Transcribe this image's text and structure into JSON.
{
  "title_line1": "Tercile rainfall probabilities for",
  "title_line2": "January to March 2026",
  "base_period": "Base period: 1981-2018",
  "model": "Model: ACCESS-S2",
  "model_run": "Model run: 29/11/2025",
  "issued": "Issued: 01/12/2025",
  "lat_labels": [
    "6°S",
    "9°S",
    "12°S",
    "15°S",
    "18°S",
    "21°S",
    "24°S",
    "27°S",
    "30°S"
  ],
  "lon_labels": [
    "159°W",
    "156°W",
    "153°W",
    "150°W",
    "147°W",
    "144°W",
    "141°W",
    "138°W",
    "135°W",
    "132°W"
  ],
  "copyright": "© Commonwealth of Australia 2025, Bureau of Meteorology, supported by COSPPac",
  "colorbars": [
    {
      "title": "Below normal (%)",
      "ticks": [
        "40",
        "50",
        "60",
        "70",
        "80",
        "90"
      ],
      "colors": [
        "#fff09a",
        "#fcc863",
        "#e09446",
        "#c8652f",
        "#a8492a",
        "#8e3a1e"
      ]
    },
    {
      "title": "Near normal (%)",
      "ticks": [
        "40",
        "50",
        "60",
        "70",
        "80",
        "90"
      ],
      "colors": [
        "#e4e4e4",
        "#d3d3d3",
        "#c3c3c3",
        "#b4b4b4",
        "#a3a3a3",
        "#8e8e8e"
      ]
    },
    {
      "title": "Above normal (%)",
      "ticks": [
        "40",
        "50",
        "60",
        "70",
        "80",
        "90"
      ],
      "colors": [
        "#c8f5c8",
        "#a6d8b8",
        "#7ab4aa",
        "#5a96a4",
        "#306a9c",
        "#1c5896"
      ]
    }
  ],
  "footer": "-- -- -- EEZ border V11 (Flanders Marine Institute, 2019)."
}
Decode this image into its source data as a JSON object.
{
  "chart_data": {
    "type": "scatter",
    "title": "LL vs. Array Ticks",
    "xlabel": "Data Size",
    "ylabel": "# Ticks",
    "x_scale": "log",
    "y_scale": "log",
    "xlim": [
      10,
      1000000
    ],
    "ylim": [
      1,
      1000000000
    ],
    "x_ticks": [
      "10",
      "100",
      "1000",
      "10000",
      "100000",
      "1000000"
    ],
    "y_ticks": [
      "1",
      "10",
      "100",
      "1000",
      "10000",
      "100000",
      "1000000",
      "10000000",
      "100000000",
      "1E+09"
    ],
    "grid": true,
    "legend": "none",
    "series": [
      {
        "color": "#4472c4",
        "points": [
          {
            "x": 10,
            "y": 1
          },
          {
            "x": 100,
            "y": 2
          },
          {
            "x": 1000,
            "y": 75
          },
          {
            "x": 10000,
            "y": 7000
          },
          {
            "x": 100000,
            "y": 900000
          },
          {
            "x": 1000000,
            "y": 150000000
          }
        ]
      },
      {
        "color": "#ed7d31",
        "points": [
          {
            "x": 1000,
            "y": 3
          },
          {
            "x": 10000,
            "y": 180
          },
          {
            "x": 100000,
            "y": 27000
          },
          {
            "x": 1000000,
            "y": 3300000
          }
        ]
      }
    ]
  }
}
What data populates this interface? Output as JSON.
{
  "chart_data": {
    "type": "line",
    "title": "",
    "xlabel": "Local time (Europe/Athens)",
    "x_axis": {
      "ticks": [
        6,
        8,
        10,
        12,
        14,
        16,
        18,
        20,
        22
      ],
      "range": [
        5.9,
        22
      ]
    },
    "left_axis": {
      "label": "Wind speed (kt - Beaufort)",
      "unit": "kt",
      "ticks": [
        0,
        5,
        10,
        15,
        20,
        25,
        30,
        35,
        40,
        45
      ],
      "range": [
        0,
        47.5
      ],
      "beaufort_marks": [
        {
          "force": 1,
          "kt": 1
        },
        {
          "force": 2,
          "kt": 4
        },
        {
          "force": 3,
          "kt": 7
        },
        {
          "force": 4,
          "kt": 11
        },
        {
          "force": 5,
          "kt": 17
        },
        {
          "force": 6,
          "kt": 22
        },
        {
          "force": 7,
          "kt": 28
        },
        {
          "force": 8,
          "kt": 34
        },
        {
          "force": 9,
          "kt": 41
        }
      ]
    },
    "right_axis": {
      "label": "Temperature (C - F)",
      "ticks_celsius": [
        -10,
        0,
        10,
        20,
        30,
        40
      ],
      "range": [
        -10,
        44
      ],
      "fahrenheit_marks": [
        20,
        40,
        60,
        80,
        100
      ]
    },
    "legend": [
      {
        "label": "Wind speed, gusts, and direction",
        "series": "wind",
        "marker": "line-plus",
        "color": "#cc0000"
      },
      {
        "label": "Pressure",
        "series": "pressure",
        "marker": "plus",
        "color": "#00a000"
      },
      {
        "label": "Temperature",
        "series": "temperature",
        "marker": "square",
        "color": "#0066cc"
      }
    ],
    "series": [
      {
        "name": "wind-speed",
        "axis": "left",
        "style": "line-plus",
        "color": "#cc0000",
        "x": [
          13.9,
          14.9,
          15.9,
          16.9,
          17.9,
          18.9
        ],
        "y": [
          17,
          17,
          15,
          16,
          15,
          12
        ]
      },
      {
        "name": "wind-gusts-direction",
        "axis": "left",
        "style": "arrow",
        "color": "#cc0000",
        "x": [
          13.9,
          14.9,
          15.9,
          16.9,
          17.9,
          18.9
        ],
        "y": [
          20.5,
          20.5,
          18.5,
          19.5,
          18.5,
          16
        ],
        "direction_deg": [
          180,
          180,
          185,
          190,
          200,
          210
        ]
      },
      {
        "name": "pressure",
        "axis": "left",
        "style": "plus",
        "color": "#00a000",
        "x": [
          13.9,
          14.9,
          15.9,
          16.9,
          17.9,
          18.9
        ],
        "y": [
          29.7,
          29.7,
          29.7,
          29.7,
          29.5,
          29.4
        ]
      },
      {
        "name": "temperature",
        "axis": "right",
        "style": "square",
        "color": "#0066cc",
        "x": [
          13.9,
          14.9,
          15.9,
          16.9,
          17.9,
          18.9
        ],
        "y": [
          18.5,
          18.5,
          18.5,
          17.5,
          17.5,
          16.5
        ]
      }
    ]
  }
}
● ● ● ● ● ● ●
§ Exercise instructions
Copy whichever lines in the listing above contain the word "name".

§ Solution to the problem
        "name": "wind-speed",
        "name": "wind-gusts-direction",
        "name": "pressure",
        "name": "temperature",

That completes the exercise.